─── Selected excerpt ───

Meteorum as a Geo-Parks
In order to consider one place as a geopark, firstly, there should be a geological impact in the area. Secondly, it shall depict the surrounding inhabitant culture (UNESCOa, 2014). As for Meteorum, the meteorite impact in the area which has happened some hundreds million years ago, and its major impacts to the surrounding are the benchmarks for developing the place as a geopark. To develop a geological area as a geo-park certain criteria have to be fulfilled. These criteria can be categorized into three broad themes: conservation, education and geo-tourism (UNESCOb, 2014). On study visit to the place, it was mentioned that the application to join international geo-park network has been sent for approval. From the discussion and observation during the visit, I try to jot down some of the pros & cons of the area with potential solutions in order to develop a place as a geo-park.
Meteorum has a great potential to develop as a geo-park. Meaning, the surrounding magnificent geological phenomenon is a wonderful story to tell the prospective tourist to the site.
Previous tourist activities to the area have a great deal for the future tourist attractiveness of the geo-park. Re-branding the place as a geo-park product may be needed in the future to reach a broader target groups.
Being icebreaker as a geo-park in Sweden can be taken as an advantage in order to manipulate potential market in the country without competition. But this can be seen as a difficulty as well.
It was mentioned that, lack of financial source is one of the hindrances faced by the geo-park. Undoubtedly, secured financial sources are needed for the project in order to implement the idea of geo-park. For this matter, Swedish law concerning inhabitants free access to the nature also responsible for not generating income from the park to some
extent. In order to be sustainable all the three pillars of sustainability has to be considered, since each of them are interrelated (Darlow, Essex & Brayshay, 2012)
Quite too much sites have been selected to be developed as geo-park sites at a time around the meteoritic impact. Having ambitious plan by itself is not a problem, but it has to be managed accordingly.
Since the meteorite impact covered a massive area, the selected sites are sparsely scattered within the area. This implies that, the needs for strong visitor management plan since the attractions are nature-based (Albrecht, 2013).
Lack of experience on regarding geo-parks can be taken as a drawback since meteorum is the first one for the Sweden.
Re-branding the place as a geo-park
Branding a destination considered as an important marketing strategy to makes the place visible on the map of world tourism (Ndlovu & Heath, 2011). During the visit I came to know that, Siljan Lake has considerable tourist activity especially in the summer. The presence of tourism activity in the area previously may lead the marketing team to consider both branding for new market and re-branding for the existing market in their destination marketing strategy. Rebranding can be explained as, the construction of a new name, phrase, icon, plan or mixture of them for an existed brand with the purpose of developing a differentiated market position (Hosany, Ekinci and Uysal, 2006).
Adding values on the nature as “a product”

─── Material provided ───

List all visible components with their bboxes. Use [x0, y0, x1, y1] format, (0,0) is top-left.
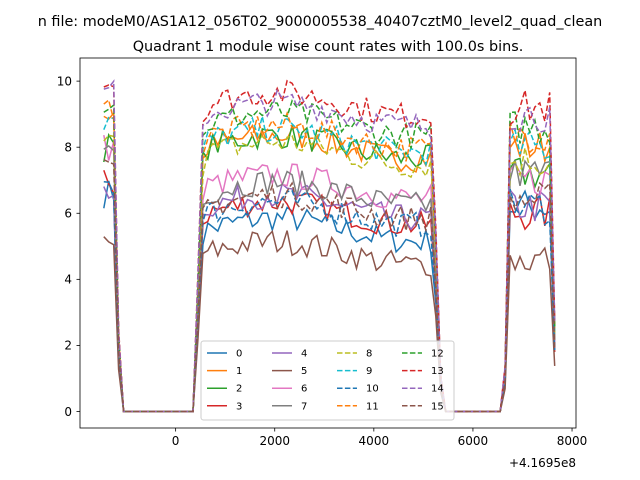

───

** Set tasks **
• A. In the piece on Meteorum as a geopark, what reason does the writer give for needing a strong visitor management plan? Answer in one to three sentences.
• B. Using the piece on Meteorum as a geopark, state whether each statement agrees with it. Answer yes or no, and quote the words that decide it.
(i) A lack of money is one of the obstacles the geopark faces.
(ii) The application to join the international geopark network has already been approved.
(iii) Siljan Lake sees little tourist activity in the summer.

** The solutions **
• A. The meteorite impact covered a massive area, so the selected sites are sparsely scattered within it. Because the attractions are nature-based, the writer says a strong visitor management plan is needed.

• B.
(i) Yes: "lack of financial source is one of the hindrances faced by the geo-park"
(ii) No: "the application to join international geo-park network has been sent for approval"
(iii) No: "Siljan Lake has considerable tourist activity especially in the summer"